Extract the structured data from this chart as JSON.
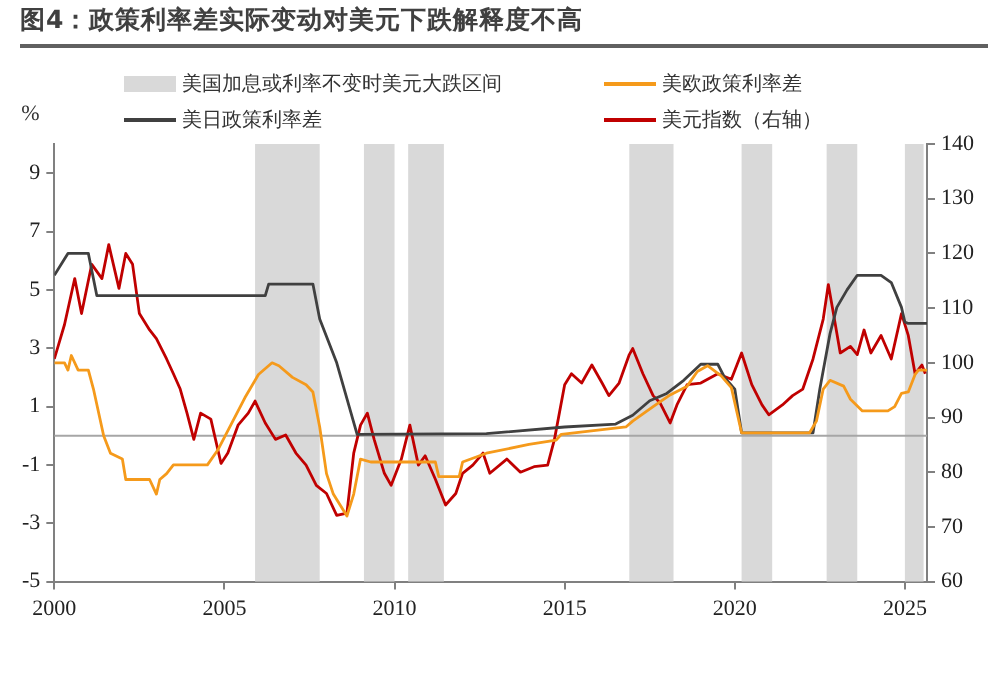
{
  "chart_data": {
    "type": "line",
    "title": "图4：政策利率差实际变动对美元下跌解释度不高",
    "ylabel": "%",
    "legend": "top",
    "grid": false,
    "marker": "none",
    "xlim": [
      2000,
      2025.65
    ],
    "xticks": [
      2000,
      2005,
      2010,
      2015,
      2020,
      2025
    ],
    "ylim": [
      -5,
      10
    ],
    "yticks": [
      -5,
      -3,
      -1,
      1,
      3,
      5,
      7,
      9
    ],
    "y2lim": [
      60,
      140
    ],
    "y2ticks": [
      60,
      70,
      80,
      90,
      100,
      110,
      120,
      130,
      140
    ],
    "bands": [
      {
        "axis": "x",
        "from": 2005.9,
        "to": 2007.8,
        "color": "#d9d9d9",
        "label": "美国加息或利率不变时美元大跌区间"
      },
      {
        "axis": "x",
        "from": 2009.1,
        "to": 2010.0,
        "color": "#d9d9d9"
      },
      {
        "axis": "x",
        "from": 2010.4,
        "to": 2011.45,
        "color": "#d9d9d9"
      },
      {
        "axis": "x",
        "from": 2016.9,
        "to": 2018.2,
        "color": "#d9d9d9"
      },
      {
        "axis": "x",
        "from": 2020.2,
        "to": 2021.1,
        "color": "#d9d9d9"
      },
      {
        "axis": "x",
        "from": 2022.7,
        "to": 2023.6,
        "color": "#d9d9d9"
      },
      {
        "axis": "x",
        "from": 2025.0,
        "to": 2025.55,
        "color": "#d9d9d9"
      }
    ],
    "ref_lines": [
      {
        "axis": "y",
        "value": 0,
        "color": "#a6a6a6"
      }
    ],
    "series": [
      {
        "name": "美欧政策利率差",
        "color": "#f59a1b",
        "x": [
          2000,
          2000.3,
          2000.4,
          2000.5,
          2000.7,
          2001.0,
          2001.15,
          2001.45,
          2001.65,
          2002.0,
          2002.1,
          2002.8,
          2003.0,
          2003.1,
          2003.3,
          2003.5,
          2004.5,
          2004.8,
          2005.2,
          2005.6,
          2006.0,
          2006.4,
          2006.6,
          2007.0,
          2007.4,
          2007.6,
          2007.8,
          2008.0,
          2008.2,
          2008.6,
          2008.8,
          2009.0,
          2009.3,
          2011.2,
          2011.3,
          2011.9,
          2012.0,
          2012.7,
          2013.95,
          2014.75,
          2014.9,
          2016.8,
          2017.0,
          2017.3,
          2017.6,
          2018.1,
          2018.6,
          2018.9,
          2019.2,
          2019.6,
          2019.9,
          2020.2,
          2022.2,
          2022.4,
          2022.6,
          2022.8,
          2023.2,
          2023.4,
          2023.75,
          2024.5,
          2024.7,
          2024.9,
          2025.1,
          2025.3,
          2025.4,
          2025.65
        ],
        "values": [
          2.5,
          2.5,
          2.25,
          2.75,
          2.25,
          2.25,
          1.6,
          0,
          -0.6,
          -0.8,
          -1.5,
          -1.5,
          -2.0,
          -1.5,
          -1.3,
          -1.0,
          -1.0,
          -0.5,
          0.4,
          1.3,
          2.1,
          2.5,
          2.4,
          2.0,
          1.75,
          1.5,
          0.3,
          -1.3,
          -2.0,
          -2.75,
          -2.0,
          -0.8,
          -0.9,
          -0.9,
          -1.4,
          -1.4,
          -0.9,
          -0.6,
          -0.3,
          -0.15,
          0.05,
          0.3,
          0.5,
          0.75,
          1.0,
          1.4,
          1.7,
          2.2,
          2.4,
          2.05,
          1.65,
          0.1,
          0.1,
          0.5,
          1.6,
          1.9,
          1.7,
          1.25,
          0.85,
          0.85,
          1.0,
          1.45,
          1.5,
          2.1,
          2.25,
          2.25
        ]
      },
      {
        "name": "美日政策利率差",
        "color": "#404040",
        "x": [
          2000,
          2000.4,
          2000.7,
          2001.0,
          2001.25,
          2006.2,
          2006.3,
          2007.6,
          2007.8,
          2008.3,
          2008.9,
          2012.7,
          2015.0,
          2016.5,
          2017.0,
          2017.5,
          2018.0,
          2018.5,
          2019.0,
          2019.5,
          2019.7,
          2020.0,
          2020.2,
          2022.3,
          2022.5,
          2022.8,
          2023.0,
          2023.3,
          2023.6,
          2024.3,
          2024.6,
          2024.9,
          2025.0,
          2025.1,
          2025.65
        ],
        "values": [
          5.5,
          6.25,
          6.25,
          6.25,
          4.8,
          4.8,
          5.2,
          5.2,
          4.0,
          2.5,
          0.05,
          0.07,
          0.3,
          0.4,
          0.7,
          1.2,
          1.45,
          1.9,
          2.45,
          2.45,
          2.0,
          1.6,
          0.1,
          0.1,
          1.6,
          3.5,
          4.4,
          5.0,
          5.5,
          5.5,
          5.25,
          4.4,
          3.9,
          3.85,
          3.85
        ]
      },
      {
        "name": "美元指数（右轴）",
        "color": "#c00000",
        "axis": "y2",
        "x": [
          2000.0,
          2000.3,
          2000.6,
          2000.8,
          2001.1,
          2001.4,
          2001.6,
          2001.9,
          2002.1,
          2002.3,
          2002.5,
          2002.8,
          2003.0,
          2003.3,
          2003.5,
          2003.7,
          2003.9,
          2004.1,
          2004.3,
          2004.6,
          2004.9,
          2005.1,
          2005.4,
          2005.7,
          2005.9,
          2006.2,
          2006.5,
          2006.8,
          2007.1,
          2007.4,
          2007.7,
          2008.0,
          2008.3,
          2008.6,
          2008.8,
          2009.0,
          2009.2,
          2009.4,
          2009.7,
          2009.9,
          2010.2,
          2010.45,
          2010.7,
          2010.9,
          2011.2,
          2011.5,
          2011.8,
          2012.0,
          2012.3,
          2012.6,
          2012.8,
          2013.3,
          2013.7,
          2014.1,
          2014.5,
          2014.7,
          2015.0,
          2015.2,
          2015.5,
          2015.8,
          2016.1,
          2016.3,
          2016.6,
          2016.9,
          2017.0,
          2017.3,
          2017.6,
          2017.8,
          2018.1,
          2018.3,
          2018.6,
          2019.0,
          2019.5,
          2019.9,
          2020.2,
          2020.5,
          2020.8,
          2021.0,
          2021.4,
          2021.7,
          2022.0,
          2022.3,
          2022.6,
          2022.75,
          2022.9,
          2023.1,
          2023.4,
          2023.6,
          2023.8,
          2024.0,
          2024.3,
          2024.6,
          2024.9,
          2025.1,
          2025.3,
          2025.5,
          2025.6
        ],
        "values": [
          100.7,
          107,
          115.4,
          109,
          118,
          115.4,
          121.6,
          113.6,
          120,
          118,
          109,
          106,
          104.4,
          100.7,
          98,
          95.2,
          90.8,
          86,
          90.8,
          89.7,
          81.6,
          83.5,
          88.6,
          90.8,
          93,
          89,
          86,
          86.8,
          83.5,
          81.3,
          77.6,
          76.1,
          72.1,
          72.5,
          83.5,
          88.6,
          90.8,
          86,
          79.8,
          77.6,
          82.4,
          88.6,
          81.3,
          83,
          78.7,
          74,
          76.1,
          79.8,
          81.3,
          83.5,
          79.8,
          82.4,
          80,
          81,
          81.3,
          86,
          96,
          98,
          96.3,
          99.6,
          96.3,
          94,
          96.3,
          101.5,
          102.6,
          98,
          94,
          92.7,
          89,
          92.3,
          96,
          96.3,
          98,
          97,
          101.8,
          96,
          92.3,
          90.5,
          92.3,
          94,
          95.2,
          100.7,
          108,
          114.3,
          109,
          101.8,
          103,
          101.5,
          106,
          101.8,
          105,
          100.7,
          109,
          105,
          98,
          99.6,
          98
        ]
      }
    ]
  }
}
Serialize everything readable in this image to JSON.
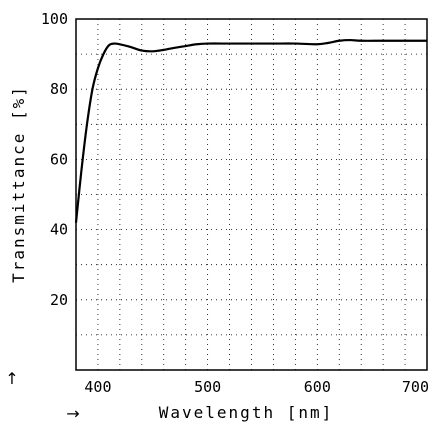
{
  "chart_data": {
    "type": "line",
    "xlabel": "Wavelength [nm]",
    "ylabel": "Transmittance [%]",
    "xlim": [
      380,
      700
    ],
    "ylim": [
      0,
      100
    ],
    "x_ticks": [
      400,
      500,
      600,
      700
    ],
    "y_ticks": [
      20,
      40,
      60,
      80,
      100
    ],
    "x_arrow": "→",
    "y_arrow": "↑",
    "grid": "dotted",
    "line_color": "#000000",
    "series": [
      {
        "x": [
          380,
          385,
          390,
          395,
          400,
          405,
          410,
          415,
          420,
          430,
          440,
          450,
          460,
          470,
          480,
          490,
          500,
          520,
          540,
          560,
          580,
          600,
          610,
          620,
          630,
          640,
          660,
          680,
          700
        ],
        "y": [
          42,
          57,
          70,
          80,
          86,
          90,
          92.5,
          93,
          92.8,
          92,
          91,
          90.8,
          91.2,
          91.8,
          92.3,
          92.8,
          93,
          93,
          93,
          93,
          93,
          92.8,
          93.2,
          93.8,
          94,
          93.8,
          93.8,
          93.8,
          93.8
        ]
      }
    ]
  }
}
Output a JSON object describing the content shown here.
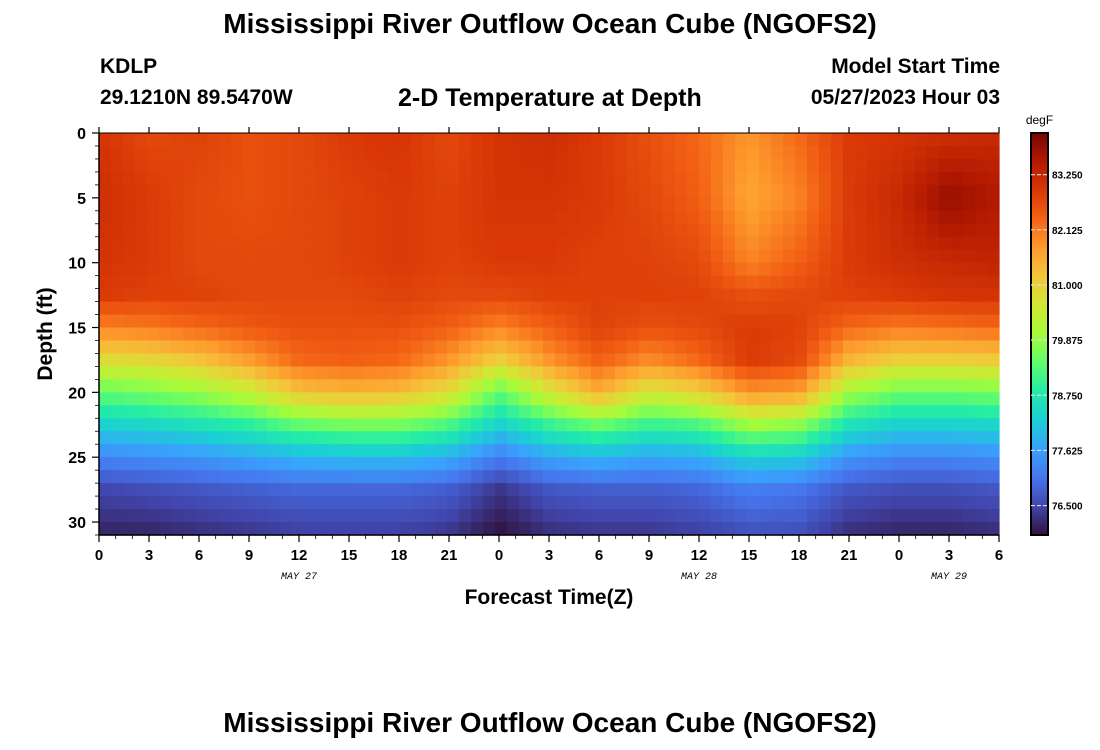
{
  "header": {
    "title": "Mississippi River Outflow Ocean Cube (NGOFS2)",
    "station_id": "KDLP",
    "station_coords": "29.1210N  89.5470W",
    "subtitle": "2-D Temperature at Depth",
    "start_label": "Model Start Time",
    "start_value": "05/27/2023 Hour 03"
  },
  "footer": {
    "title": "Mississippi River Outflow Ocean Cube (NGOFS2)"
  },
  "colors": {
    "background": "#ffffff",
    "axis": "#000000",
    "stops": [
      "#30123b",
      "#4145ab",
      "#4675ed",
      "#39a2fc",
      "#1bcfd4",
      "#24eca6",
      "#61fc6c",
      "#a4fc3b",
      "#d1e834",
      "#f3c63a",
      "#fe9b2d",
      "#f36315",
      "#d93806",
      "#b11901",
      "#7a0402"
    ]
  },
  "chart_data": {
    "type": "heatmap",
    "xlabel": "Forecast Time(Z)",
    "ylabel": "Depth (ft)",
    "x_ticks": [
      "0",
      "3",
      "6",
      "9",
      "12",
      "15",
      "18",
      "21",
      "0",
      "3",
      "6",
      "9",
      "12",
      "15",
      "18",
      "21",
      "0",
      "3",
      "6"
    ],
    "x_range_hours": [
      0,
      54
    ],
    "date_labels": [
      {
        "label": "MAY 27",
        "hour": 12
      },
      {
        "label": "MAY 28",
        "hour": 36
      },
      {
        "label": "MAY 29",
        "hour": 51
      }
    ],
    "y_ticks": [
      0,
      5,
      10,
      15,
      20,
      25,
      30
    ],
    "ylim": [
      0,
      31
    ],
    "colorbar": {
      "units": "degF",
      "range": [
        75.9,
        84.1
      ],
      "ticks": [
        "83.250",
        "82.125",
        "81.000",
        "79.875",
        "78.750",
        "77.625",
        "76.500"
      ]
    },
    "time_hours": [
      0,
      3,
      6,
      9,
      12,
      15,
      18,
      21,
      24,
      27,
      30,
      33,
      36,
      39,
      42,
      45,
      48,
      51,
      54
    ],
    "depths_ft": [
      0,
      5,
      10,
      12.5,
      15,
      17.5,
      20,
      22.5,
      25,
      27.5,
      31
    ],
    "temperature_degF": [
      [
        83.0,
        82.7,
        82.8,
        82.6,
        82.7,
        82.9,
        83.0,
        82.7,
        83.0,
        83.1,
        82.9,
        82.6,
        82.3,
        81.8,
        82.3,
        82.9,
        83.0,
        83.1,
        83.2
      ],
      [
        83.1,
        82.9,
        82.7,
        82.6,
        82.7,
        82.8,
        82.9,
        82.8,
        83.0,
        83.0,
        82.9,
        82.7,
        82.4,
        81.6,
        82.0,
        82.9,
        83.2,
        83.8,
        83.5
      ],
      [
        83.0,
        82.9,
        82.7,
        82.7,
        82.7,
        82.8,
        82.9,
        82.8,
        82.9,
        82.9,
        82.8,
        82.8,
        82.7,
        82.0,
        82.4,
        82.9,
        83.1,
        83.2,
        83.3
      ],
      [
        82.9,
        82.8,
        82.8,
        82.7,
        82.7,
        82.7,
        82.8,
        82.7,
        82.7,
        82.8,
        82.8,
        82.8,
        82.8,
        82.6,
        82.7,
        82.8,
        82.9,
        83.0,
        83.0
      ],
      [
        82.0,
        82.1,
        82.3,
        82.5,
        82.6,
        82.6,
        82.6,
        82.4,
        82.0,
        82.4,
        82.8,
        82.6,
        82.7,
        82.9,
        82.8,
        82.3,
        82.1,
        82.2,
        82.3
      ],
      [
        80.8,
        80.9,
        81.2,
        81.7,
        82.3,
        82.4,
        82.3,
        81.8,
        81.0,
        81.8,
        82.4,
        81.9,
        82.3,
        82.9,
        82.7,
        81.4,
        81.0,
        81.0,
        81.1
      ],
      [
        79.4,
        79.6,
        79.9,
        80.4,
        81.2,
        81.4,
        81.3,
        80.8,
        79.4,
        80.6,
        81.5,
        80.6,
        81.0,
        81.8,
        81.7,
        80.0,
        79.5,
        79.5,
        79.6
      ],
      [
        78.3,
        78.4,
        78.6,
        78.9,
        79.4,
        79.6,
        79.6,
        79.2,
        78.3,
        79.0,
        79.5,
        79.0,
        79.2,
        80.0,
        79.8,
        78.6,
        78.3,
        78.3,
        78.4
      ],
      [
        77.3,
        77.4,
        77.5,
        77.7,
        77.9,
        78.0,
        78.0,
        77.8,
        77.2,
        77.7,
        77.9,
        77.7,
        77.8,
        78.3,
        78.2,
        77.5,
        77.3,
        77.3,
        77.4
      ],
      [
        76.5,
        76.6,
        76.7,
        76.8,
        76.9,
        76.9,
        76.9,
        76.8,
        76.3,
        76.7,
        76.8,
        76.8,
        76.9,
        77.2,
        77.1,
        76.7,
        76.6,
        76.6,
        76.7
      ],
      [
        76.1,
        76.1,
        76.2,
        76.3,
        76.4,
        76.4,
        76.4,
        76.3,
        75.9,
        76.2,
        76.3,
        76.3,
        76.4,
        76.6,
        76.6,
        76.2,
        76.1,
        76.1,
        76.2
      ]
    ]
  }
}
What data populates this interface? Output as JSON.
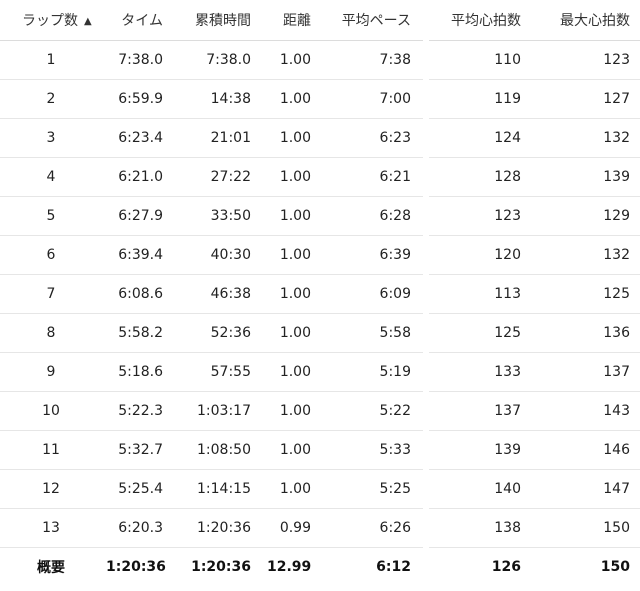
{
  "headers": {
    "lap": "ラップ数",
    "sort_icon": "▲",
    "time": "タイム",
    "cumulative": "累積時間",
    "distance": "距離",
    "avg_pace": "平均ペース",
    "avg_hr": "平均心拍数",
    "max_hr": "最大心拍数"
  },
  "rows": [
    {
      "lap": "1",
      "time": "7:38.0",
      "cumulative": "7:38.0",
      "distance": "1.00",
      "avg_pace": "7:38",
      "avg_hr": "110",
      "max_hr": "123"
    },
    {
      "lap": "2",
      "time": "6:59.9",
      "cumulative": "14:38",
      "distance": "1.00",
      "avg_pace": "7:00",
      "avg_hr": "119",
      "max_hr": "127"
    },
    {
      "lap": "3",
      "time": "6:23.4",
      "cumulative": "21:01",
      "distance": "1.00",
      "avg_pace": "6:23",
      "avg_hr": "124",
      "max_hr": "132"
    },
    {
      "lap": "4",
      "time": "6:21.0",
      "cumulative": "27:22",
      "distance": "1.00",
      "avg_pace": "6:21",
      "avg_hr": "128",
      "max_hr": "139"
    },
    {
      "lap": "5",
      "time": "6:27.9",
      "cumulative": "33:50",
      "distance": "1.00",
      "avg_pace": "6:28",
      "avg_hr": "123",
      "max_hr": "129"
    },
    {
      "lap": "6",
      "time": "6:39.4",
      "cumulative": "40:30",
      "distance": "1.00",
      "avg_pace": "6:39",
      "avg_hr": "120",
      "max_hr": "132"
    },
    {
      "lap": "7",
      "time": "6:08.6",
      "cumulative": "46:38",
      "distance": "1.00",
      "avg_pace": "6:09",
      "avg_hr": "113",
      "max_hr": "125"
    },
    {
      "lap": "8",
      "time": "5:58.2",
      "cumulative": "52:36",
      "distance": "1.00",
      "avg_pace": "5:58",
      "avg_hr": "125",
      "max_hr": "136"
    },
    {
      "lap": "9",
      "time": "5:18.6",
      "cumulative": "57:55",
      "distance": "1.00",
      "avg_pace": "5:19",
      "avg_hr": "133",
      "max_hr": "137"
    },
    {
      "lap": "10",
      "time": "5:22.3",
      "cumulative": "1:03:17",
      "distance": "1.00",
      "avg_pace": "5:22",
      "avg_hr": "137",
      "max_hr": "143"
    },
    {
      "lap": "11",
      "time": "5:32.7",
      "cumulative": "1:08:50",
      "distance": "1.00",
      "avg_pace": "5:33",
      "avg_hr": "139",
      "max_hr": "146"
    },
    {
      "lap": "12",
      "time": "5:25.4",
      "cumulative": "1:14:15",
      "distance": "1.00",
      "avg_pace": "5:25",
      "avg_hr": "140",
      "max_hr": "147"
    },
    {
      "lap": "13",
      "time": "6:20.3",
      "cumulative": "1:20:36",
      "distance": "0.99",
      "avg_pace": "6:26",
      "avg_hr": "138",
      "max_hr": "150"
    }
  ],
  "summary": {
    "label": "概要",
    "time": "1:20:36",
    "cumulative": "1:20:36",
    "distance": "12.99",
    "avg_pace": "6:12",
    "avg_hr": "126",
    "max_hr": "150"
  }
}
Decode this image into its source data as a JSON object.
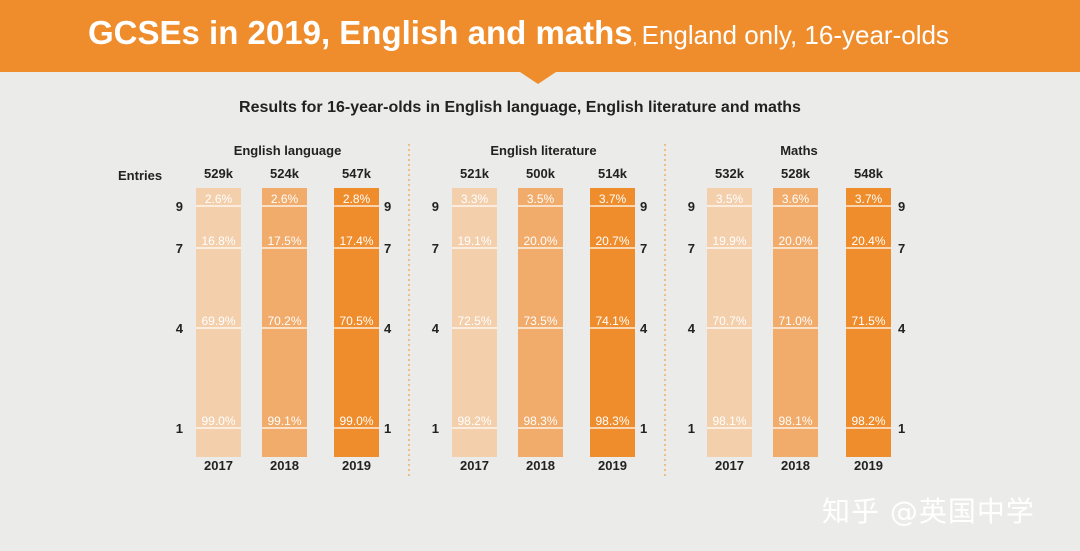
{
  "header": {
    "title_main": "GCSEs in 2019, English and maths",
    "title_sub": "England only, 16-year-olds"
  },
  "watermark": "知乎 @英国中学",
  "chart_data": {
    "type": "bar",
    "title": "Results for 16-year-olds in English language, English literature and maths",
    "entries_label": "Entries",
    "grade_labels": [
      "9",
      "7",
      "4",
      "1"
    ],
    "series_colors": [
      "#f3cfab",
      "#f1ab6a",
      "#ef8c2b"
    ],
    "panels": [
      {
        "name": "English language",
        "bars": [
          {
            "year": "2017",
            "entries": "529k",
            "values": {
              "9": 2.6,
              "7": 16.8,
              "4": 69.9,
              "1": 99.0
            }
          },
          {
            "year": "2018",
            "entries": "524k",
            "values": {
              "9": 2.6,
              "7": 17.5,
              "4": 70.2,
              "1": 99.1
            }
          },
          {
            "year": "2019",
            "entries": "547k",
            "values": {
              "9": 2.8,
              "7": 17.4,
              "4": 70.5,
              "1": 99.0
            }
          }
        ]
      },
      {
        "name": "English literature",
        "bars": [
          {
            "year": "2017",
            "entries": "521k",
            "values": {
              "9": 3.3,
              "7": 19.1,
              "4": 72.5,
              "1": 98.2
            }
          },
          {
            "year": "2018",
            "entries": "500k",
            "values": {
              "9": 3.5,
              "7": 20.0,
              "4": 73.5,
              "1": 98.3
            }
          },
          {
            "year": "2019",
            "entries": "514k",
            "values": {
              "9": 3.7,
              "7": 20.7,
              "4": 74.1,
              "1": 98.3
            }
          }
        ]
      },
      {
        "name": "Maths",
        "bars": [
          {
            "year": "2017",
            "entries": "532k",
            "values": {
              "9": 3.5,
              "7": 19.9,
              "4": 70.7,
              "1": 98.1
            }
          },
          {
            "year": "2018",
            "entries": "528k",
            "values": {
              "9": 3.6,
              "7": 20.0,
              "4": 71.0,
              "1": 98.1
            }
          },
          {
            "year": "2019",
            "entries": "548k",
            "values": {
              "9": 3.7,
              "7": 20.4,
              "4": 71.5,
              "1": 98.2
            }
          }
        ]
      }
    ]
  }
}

• THE EXERCISE: In the entries above, how many lines hold the word "Outflow"? State the number and nothing else.

• SOLVED EXERCISE: 2